- _What you are asked to do_:
Will you give every entry again exactly as it stands?
******
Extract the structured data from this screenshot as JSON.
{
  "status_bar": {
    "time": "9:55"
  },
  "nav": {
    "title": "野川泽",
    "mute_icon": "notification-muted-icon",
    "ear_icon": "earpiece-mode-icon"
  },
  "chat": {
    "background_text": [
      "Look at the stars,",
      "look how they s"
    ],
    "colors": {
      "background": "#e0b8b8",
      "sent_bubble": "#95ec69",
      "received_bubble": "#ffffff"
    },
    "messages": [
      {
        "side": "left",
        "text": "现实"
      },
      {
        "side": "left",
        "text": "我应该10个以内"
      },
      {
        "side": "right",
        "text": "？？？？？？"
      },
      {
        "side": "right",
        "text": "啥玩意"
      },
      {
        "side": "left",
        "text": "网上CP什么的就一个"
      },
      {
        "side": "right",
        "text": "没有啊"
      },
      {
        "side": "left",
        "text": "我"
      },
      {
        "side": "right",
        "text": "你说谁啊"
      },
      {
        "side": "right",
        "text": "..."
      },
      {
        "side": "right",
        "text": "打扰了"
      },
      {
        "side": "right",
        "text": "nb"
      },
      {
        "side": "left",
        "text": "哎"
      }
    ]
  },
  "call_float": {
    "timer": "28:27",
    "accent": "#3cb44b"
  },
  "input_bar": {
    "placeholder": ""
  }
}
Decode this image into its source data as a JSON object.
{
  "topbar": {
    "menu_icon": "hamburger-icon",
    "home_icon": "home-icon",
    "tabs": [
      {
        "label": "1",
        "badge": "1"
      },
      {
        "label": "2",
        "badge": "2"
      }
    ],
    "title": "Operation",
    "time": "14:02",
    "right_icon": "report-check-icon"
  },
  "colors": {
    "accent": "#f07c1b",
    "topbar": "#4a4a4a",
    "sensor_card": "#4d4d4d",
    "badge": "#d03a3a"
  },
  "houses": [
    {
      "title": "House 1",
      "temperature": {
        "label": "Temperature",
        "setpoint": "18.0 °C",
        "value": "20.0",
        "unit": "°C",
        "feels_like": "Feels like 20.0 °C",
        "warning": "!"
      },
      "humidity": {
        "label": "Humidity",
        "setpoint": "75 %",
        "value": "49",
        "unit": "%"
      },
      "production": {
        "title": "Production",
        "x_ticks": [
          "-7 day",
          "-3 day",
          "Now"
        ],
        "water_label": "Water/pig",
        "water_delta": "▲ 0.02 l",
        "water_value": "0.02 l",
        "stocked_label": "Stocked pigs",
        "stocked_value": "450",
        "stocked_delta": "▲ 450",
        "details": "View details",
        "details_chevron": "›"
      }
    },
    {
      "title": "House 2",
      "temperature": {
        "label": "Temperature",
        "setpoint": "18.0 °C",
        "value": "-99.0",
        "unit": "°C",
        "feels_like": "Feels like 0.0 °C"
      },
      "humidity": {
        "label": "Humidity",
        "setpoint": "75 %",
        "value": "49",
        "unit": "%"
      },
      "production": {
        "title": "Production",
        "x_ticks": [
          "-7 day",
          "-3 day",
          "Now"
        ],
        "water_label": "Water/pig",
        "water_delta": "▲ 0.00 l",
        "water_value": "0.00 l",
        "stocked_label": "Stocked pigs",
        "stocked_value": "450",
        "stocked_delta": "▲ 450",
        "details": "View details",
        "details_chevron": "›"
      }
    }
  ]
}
******
- _Final result_:
Extract the structured data from this screenshot as JSON.
{
  "status_bar": {
    "time": "9:55"
  },
  "nav": {
    "title": "野川泽",
    "mute_icon": "notification-muted-icon",
    "ear_icon": "earpiece-mode-icon"
  },
  "chat": {
    "background_text": [
      "Look at the stars,",
      "look how they s"
    ],
    "colors": {
      "background": "#e0b8b8",
      "sent_bubble": "#95ec69",
      "received_bubble": "#ffffff"
    },
    "messages": [
      {
        "side": "left",
        "text": "现实"
      },
      {
        "side": "left",
        "text": "我应该10个以内"
      },
      {
        "side": "right",
        "text": "？？？？？？"
      },
      {
        "side": "right",
        "text": "啥玩意"
      },
      {
        "side": "left",
        "text": "网上CP什么的就一个"
      },
      {
        "side": "right",
        "text": "没有啊"
      },
      {
        "side": "left",
        "text": "我"
      },
      {
        "side": "right",
        "text": "你说谁啊"
      },
      {
        "side": "right",
        "text": "..."
      },
      {
        "side": "right",
        "text": "打扰了"
      },
      {
        "side": "right",
        "text": "nb"
      },
      {
        "side": "left",
        "text": "哎"
      }
    ]
  },
  "call_float": {
    "timer": "28:27",
    "accent": "#3cb44b"
  },
  "input_bar": {
    "placeholder": ""
  }
}
Decode this image into its source data as a JSON object.
{
  "topbar": {
    "menu_icon": "hamburger-icon",
    "home_icon": "home-icon",
    "tabs": [
      {
        "label": "1",
        "badge": "1"
      },
      {
        "label": "2",
        "badge": "2"
      }
    ],
    "title": "Operation",
    "time": "14:02",
    "right_icon": "report-check-icon"
  },
  "colors": {
    "accent": "#f07c1b",
    "topbar": "#4a4a4a",
    "sensor_card": "#4d4d4d",
    "badge": "#d03a3a"
  },
  "houses": [
    {
      "title": "House 1",
      "temperature": {
        "label": "Temperature",
        "setpoint": "18.0 °C",
        "value": "20.0",
        "unit": "°C",
        "feels_like": "Feels like 20.0 °C",
        "warning": "!"
      },
      "humidity": {
        "label": "Humidity",
        "setpoint": "75 %",
        "value": "49",
        "unit": "%"
      },
      "production": {
        "title": "Production",
        "x_ticks": [
          "-7 day",
          "-3 day",
          "Now"
        ],
        "water_label": "Water/pig",
        "water_delta": "▲ 0.02 l",
        "water_value": "0.02 l",
        "stocked_label": "Stocked pigs",
        "stocked_value": "450",
        "stocked_delta": "▲ 450",
        "details": "View details",
        "details_chevron": "›"
      }
    },
    {
      "title": "House 2",
      "temperature": {
        "label": "Temperature",
        "setpoint": "18.0 °C",
        "value": "-99.0",
        "unit": "°C",
        "feels_like": "Feels like 0.0 °C"
      },
      "humidity": {
        "label": "Humidity",
        "setpoint": "75 %",
        "value": "49",
        "unit": "%"
      },
      "production": {
        "title": "Production",
        "x_ticks": [
          "-7 day",
          "-3 day",
          "Now"
        ],
        "water_label": "Water/pig",
        "water_delta": "▲ 0.00 l",
        "water_value": "0.00 l",
        "stocked_label": "Stocked pigs",
        "stocked_value": "450",
        "stocked_delta": "▲ 450",
        "details": "View details",
        "details_chevron": "›"
      }
    }
  ]
}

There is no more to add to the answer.